[Data items]
* START *
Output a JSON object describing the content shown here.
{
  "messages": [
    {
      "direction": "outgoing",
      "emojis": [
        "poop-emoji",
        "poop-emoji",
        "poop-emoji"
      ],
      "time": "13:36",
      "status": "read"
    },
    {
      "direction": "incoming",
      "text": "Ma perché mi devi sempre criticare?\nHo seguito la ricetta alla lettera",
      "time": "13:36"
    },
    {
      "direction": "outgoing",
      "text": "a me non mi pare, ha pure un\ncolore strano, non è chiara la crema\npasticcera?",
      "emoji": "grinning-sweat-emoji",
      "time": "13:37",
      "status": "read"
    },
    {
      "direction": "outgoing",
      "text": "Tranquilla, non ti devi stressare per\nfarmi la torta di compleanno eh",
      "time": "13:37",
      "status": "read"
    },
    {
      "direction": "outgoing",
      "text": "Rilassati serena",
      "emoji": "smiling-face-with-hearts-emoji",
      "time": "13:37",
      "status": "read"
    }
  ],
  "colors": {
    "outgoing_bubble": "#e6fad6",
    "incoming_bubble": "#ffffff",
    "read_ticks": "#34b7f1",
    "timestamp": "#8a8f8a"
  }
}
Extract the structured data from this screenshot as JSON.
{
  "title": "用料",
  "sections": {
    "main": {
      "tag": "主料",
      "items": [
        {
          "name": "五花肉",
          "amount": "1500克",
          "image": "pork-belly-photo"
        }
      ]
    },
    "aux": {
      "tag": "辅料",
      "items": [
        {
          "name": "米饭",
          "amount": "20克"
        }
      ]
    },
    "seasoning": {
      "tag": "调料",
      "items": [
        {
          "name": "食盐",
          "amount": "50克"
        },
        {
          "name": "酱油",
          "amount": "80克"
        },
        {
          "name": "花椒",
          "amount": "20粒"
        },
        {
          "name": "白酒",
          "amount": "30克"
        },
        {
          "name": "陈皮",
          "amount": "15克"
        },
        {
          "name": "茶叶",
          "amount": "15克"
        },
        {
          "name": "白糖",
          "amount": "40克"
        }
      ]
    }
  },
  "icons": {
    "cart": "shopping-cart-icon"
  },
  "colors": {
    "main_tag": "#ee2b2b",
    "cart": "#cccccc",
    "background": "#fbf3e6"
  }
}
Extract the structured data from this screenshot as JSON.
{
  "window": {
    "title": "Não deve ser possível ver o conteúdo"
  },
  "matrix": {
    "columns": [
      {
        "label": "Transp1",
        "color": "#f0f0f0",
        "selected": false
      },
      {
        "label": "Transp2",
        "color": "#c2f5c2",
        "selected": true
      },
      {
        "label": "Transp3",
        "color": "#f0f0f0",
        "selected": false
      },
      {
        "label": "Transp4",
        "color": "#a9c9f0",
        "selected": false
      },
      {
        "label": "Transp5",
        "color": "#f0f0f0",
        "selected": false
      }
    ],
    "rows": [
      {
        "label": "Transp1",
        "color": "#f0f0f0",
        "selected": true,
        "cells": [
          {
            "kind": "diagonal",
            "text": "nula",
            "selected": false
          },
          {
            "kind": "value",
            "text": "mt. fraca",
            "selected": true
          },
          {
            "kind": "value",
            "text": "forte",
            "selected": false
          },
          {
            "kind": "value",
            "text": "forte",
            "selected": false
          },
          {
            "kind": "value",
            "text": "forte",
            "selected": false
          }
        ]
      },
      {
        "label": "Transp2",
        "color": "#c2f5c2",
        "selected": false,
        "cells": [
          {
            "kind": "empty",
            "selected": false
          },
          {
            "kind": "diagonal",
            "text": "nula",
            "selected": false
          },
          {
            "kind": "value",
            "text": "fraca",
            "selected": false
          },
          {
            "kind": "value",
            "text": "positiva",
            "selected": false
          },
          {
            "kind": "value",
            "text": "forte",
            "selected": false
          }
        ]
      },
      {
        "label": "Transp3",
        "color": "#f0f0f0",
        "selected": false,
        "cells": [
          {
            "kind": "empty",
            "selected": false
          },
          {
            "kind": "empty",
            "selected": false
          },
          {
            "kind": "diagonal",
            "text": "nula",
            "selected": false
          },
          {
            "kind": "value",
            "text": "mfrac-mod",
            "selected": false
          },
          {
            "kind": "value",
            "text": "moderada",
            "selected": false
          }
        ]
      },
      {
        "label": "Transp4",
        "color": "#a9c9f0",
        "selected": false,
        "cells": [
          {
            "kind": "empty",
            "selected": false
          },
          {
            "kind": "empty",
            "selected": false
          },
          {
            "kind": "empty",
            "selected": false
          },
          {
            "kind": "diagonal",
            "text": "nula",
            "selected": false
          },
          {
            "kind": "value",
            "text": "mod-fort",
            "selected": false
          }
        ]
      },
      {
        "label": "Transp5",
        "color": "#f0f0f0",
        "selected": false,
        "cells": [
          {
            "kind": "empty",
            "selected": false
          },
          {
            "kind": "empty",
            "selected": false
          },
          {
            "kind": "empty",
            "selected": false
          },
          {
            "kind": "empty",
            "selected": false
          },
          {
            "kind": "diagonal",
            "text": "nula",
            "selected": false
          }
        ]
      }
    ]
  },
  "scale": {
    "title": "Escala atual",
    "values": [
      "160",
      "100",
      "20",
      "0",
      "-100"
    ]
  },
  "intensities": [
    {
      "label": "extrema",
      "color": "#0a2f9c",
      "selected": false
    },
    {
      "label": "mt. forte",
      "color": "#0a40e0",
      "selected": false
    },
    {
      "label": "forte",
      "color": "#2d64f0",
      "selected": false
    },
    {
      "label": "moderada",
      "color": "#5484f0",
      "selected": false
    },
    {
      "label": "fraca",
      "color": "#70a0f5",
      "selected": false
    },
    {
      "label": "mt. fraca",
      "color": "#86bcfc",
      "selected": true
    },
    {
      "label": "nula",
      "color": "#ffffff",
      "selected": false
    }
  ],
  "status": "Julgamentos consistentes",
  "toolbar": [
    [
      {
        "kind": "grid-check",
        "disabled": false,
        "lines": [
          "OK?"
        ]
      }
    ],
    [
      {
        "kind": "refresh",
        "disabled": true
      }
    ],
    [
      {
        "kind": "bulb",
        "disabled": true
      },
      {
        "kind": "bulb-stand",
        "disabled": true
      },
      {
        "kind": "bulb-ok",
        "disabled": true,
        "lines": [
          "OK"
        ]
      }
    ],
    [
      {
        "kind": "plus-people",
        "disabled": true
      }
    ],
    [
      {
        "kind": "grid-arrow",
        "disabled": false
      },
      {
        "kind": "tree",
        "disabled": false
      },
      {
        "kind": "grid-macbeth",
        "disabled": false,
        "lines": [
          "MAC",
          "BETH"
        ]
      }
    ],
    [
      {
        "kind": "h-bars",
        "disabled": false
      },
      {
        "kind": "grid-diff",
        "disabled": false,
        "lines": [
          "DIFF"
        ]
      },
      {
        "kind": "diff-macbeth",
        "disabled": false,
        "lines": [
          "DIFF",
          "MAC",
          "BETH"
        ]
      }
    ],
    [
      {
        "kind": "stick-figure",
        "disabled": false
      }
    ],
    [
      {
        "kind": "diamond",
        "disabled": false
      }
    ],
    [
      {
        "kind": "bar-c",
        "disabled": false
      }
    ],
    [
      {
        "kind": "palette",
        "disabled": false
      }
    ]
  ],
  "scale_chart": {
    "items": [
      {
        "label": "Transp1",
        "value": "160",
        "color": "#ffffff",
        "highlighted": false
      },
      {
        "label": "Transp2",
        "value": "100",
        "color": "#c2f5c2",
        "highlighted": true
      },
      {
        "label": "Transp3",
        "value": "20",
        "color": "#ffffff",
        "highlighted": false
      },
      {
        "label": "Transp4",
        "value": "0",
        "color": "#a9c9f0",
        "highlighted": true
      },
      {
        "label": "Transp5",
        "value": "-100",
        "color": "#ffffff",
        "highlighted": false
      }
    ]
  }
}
* END *
WORK REQUIRED: Extract each line holding the word "bulb" from the records.

TASK OUTPUT:
        "kind": "bulb",
        "kind": "bulb-stand",
        "kind": "bulb-ok",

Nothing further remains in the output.